Task requirements:
Your task is to copy every line of the entries that contains "title".

[Begin]

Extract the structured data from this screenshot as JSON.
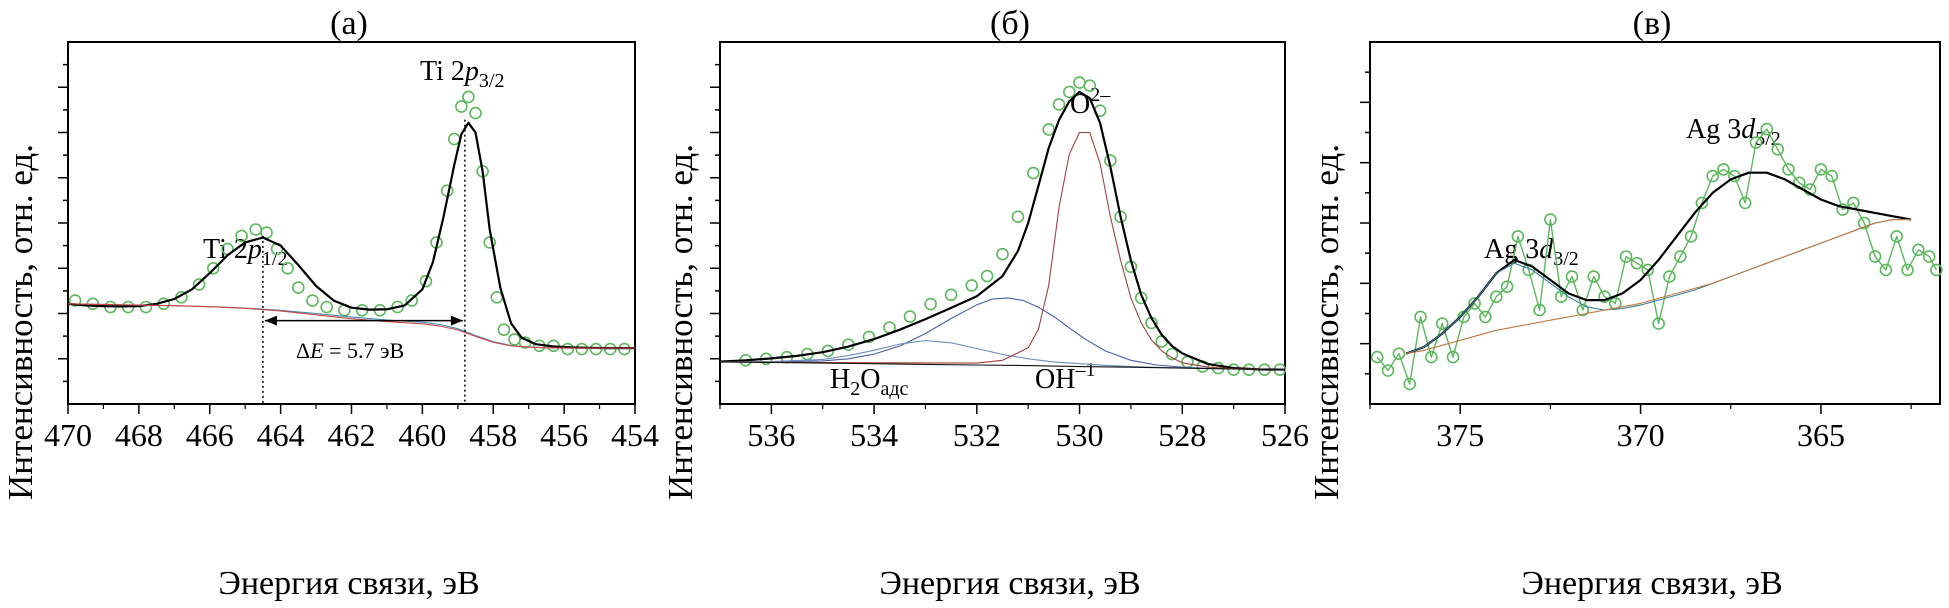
{
  "figure": {
    "panels": [
      {
        "id": "a",
        "title": "(а)",
        "xlabel": "Энергия связи, эВ",
        "ylabel": "Интенсивность, отн. ед."
      },
      {
        "id": "b",
        "title": "(б)",
        "xlabel": "Энергия связи, эВ",
        "ylabel": "Интенсивность, отн. ед."
      },
      {
        "id": "c",
        "title": "(в)",
        "xlabel": "Энергия связи, эВ",
        "ylabel": "Интенсивность, отн. ед."
      }
    ]
  },
  "chart_data": [
    {
      "type": "scatter",
      "title": "(а)",
      "xlabel": "Энергия связи, эВ",
      "ylabel": "Интенсивность, отн. ед.",
      "xlim": [
        470,
        454
      ],
      "xticks": [
        470,
        468,
        466,
        464,
        462,
        460,
        458,
        456,
        454
      ],
      "ylim": [
        0,
        100
      ],
      "y_ticks_labeled": false,
      "annotations": [
        {
          "text_parts": [
            "Ti 2",
            "p",
            "1/2"
          ],
          "x": 464.6,
          "y": 52
        },
        {
          "text_parts": [
            "Ti 2",
            "p",
            "3/2"
          ],
          "x": 459.0,
          "y": 100
        },
        {
          "text_parts": [
            "Δ",
            "E",
            " = 5.7 эВ"
          ],
          "x": 461.8,
          "y": 41
        }
      ],
      "markers": {
        "delta_e": [
          464.5,
          458.8
        ]
      },
      "series": [
        {
          "name": "",
          "style": "circles",
          "color": "#5cb85c",
          "x": [
            469.8,
            469.3,
            468.8,
            468.3,
            467.8,
            467.3,
            466.8,
            466.3,
            465.9,
            465.5,
            465.1,
            464.7,
            464.4,
            464.1,
            463.8,
            463.5,
            463.1,
            462.7,
            462.2,
            461.7,
            461.2,
            460.7,
            460.3,
            459.9,
            459.6,
            459.3,
            459.1,
            458.9,
            458.7,
            458.5,
            458.3,
            458.1,
            457.9,
            457.7,
            457.4,
            457.1,
            456.7,
            456.3,
            455.9,
            455.5,
            455.1,
            454.7,
            454.3
          ],
          "y": [
            32,
            31,
            30,
            30,
            30,
            31,
            33,
            37,
            42,
            48,
            52,
            54,
            53,
            48,
            42,
            36,
            32,
            30,
            29,
            29,
            29,
            30,
            32,
            38,
            50,
            66,
            82,
            92,
            95,
            90,
            72,
            50,
            33,
            23,
            20,
            19,
            18,
            18,
            17,
            17,
            17,
            17,
            17
          ]
        },
        {
          "name": "",
          "style": "line",
          "color": "#000000",
          "x": [
            470,
            469.5,
            469,
            468.5,
            468,
            467.5,
            467,
            466.5,
            466,
            465.5,
            465,
            464.5,
            464,
            463.5,
            463,
            462.5,
            462,
            461.5,
            461,
            460.5,
            460,
            459.7,
            459.4,
            459.1,
            458.9,
            458.7,
            458.5,
            458.3,
            458.1,
            457.8,
            457.5,
            457.2,
            456.8,
            456.3,
            455.8,
            455.3,
            454.8,
            454.3,
            454
          ],
          "y": [
            31,
            30.5,
            30.3,
            30.2,
            30.3,
            31,
            32.5,
            35.5,
            40.5,
            46,
            50,
            51.5,
            49,
            43,
            36.5,
            32,
            29.8,
            29.2,
            29.3,
            30.5,
            35.5,
            44,
            58,
            74,
            83.5,
            87,
            84,
            72,
            54,
            36,
            25,
            20.5,
            18.5,
            17.8,
            17.5,
            17.4,
            17.3,
            17.3,
            17.3
          ]
        },
        {
          "name": "",
          "style": "line",
          "color": "#3a8fb0",
          "x": [
            470,
            469,
            468,
            467,
            466,
            465,
            464,
            463,
            462,
            461,
            460,
            459.5,
            459,
            458.5,
            458,
            457.5,
            457,
            456.5,
            456,
            455,
            454
          ],
          "y": [
            31,
            30.8,
            30.6,
            30.4,
            30.1,
            29.7,
            29,
            28,
            26.9,
            26,
            25.3,
            24.6,
            23.3,
            21.2,
            19.3,
            18.1,
            17.6,
            17.4,
            17.3,
            17.3,
            17.3
          ]
        },
        {
          "name": "",
          "style": "line",
          "color": "#cc4444",
          "x": [
            470,
            469,
            468,
            467,
            466,
            465,
            464,
            463,
            462,
            461,
            460,
            459.5,
            459,
            458.5,
            458,
            457.5,
            457,
            456.5,
            456,
            455,
            454
          ],
          "y": [
            31,
            30.8,
            30.6,
            30.4,
            30.1,
            29.6,
            28.8,
            27.6,
            26.4,
            25.5,
            24.8,
            24.1,
            22.9,
            20.9,
            19.1,
            18,
            17.6,
            17.4,
            17.3,
            17.3,
            17.3
          ]
        }
      ]
    },
    {
      "type": "scatter",
      "title": "(б)",
      "xlabel": "Энергия связи, эВ",
      "ylabel": "Интенсивность, отн. ед.",
      "xlim": [
        537,
        526
      ],
      "xticks": [
        536,
        534,
        532,
        530,
        528,
        526
      ],
      "ylim": [
        0,
        100
      ],
      "y_ticks_labeled": false,
      "annotations": [
        {
          "text_parts": [
            "O",
            "2–"
          ],
          "x": 529.7,
          "y": 97
        },
        {
          "text_parts": [
            "OH",
            "–1"
          ],
          "x": 530.8,
          "y": 29
        },
        {
          "text_parts": [
            "H",
            "2",
            "O",
            "адс"
          ],
          "x": 533.5,
          "y": 29
        }
      ],
      "series": [
        {
          "name": "",
          "style": "circles",
          "color": "#5cb85c",
          "x": [
            536.5,
            536.1,
            535.7,
            535.3,
            534.9,
            534.5,
            534.1,
            533.7,
            533.3,
            532.9,
            532.5,
            532.1,
            531.8,
            531.5,
            531.2,
            530.9,
            530.6,
            530.4,
            530.2,
            530.0,
            529.8,
            529.6,
            529.4,
            529.2,
            529.0,
            528.8,
            528.6,
            528.4,
            528.2,
            527.9,
            527.6,
            527.3,
            527.0,
            526.7,
            526.4,
            526.1
          ],
          "y": [
            6,
            6.5,
            7,
            8,
            9,
            11,
            13.5,
            16.5,
            20,
            24,
            27,
            30,
            33,
            40,
            52,
            66,
            80,
            88,
            92,
            95,
            94,
            86,
            70,
            52,
            36,
            26,
            18,
            12,
            8,
            5.5,
            4,
            3.5,
            3,
            3,
            3,
            3
          ]
        },
        {
          "name": "",
          "style": "line",
          "color": "#000000",
          "x": [
            537,
            536.5,
            536,
            535.5,
            535,
            534.5,
            534,
            533.5,
            533,
            532.5,
            532,
            531.5,
            531.2,
            531,
            530.8,
            530.6,
            530.4,
            530.2,
            530,
            529.8,
            529.6,
            529.4,
            529.2,
            529,
            528.8,
            528.6,
            528.4,
            528.2,
            528,
            527.5,
            527,
            526.5,
            526
          ],
          "y": [
            5.6,
            6,
            6.6,
            7.4,
            8.6,
            10.4,
            12.8,
            15.8,
            19.2,
            22.8,
            26.5,
            33,
            41,
            50,
            62,
            74,
            83,
            89,
            92,
            90,
            82,
            68,
            52,
            38,
            27,
            19.5,
            14.2,
            10.6,
            8.2,
            4.8,
            3.5,
            3.1,
            3
          ]
        },
        {
          "name": "",
          "style": "line",
          "color": "#4a5fa8",
          "x": [
            537,
            536,
            535,
            534.5,
            534,
            533.5,
            533,
            532.5,
            532,
            531.7,
            531.4,
            531.1,
            530.8,
            530.5,
            530.2,
            529.9,
            529.5,
            529,
            528.5,
            528,
            527.5,
            527,
            526
          ],
          "y": [
            5.5,
            5.5,
            5.8,
            6.5,
            8,
            10.6,
            14.6,
            19.4,
            23.8,
            25.6,
            26,
            25.2,
            23,
            20,
            16.4,
            12.9,
            9,
            6,
            4.5,
            3.8,
            3.4,
            3.2,
            3
          ]
        },
        {
          "name": "",
          "style": "line",
          "color": "#6d8fc0",
          "x": [
            537,
            536,
            535,
            534.5,
            534,
            533.5,
            533,
            532.5,
            532,
            531.5,
            531,
            530.5,
            530,
            529.5,
            529,
            528,
            527,
            526
          ],
          "y": [
            5.5,
            5.6,
            6.3,
            7.5,
            9.2,
            11.2,
            12.3,
            11.6,
            9.8,
            7.9,
            6.5,
            5.5,
            4.9,
            4.4,
            4,
            3.5,
            3.2,
            3
          ]
        },
        {
          "name": "",
          "style": "line",
          "color": "#a04040",
          "x": [
            537,
            534,
            532,
            531.5,
            531,
            530.8,
            530.6,
            530.4,
            530.2,
            530,
            529.8,
            529.6,
            529.4,
            529.2,
            529,
            528.8,
            528.6,
            528.4,
            528.2,
            528,
            527.5,
            527,
            526
          ],
          "y": [
            5.5,
            5.2,
            5.1,
            6,
            10,
            16,
            30,
            55,
            72,
            79,
            79,
            69,
            52,
            38,
            26,
            18,
            12.5,
            9,
            6.8,
            5.2,
            3.8,
            3.3,
            3
          ]
        },
        {
          "name": "",
          "style": "line",
          "color": "#111111",
          "x": [
            537,
            536,
            535,
            534,
            533,
            532,
            531,
            530,
            529,
            528,
            527,
            526
          ],
          "y": [
            5.5,
            5.3,
            5.1,
            4.9,
            4.7,
            4.5,
            4.3,
            4.0,
            3.8,
            3.5,
            3.2,
            3.0
          ]
        }
      ]
    },
    {
      "type": "line",
      "title": "(в)",
      "xlabel": "Энергия связи, эВ",
      "ylabel": "Интенсивность, отн. ед.",
      "xlim": [
        377.5,
        361.7
      ],
      "xticks": [
        375,
        370,
        365
      ],
      "ylim": [
        0,
        100
      ],
      "y_ticks_labeled": false,
      "annotations": [
        {
          "text_parts": [
            "Ag 3",
            "d",
            "3/2"
          ],
          "x": 373.2,
          "y": 56
        },
        {
          "text_parts": [
            "Ag 3",
            "d",
            "5/2"
          ],
          "x": 367.8,
          "y": 90
        }
      ],
      "series": [
        {
          "name": "",
          "style": "line+circles",
          "color": "#5cb85c",
          "x": [
            377.3,
            377.0,
            376.7,
            376.4,
            376.1,
            375.8,
            375.5,
            375.2,
            374.9,
            374.6,
            374.3,
            374.0,
            373.7,
            373.4,
            373.1,
            372.8,
            372.5,
            372.2,
            371.9,
            371.6,
            371.3,
            371.0,
            370.7,
            370.4,
            370.1,
            369.8,
            369.5,
            369.2,
            368.9,
            368.6,
            368.3,
            368.0,
            367.7,
            367.4,
            367.1,
            366.8,
            366.5,
            366.2,
            365.9,
            365.6,
            365.3,
            365.0,
            364.7,
            364.4,
            364.1,
            363.8,
            363.5,
            363.2,
            362.9,
            362.6,
            362.3,
            362.0,
            361.8
          ],
          "y": [
            14,
            10,
            15,
            6,
            26,
            14,
            24,
            14,
            26,
            30,
            26,
            32,
            35,
            50,
            40,
            28,
            55,
            32,
            38,
            28,
            38,
            32,
            30,
            44,
            42,
            40,
            24,
            38,
            44,
            50,
            60,
            68,
            70,
            68,
            60,
            78,
            82,
            76,
            70,
            66,
            64,
            70,
            68,
            58,
            60,
            54,
            44,
            40,
            50,
            40,
            46,
            44,
            40
          ]
        },
        {
          "name": "",
          "style": "line",
          "color": "#000000",
          "x": [
            376.5,
            376,
            375.5,
            375,
            374.5,
            374,
            373.5,
            373,
            372.5,
            372,
            371.5,
            371,
            370.5,
            370,
            369.5,
            369,
            368.5,
            368,
            367.5,
            367,
            366.5,
            366,
            365.5,
            365,
            364.5,
            364,
            363.5,
            363,
            362.5
          ],
          "y": [
            15,
            17,
            21,
            26,
            32,
            39,
            43,
            41,
            37,
            33,
            31,
            31,
            33,
            37,
            43,
            50,
            57,
            63,
            67,
            69,
            69,
            67,
            64,
            61,
            59,
            58,
            57,
            56,
            55
          ]
        },
        {
          "name": "",
          "style": "line",
          "color": "#3a7fa0",
          "x": [
            376.5,
            376,
            375.5,
            375,
            374.5,
            374,
            373.5,
            373,
            372.5,
            372,
            371.5,
            371,
            370.5,
            370,
            369.5,
            369,
            368.5,
            368,
            367.5,
            367,
            366.5,
            366,
            365.5,
            365,
            364.5,
            364,
            363.5,
            363,
            362.5
          ],
          "y": [
            15,
            17,
            21,
            26,
            32,
            39,
            42,
            40,
            36,
            32,
            29,
            28,
            28.5,
            29.5,
            31,
            32.5,
            34,
            36,
            38,
            40,
            42,
            44,
            46,
            48,
            50,
            52,
            54,
            55,
            55
          ]
        },
        {
          "name": "",
          "style": "line",
          "color": "#c07a44",
          "x": [
            376.5,
            376,
            375.5,
            375,
            374.5,
            374,
            373.5,
            373,
            372.5,
            372,
            371.5,
            371,
            370.5,
            370,
            369.5,
            369,
            368.5,
            368,
            367.5,
            367,
            366.5,
            366,
            365.5,
            365,
            364.5,
            364,
            363.5,
            363,
            362.5
          ],
          "y": [
            15,
            16,
            17.5,
            19,
            20.5,
            22,
            23,
            24,
            25,
            26,
            27,
            28,
            29,
            30,
            31.5,
            33,
            34.5,
            36,
            38,
            40,
            42,
            44,
            46,
            48,
            50,
            52,
            54,
            55,
            55
          ]
        }
      ]
    }
  ]
}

[End]

Solution:
        "title": "(а)",
        "title": "(б)",
        "title": "(в)",
      "title": "(а)",
      "title": "(б)",
      "title": "(в)",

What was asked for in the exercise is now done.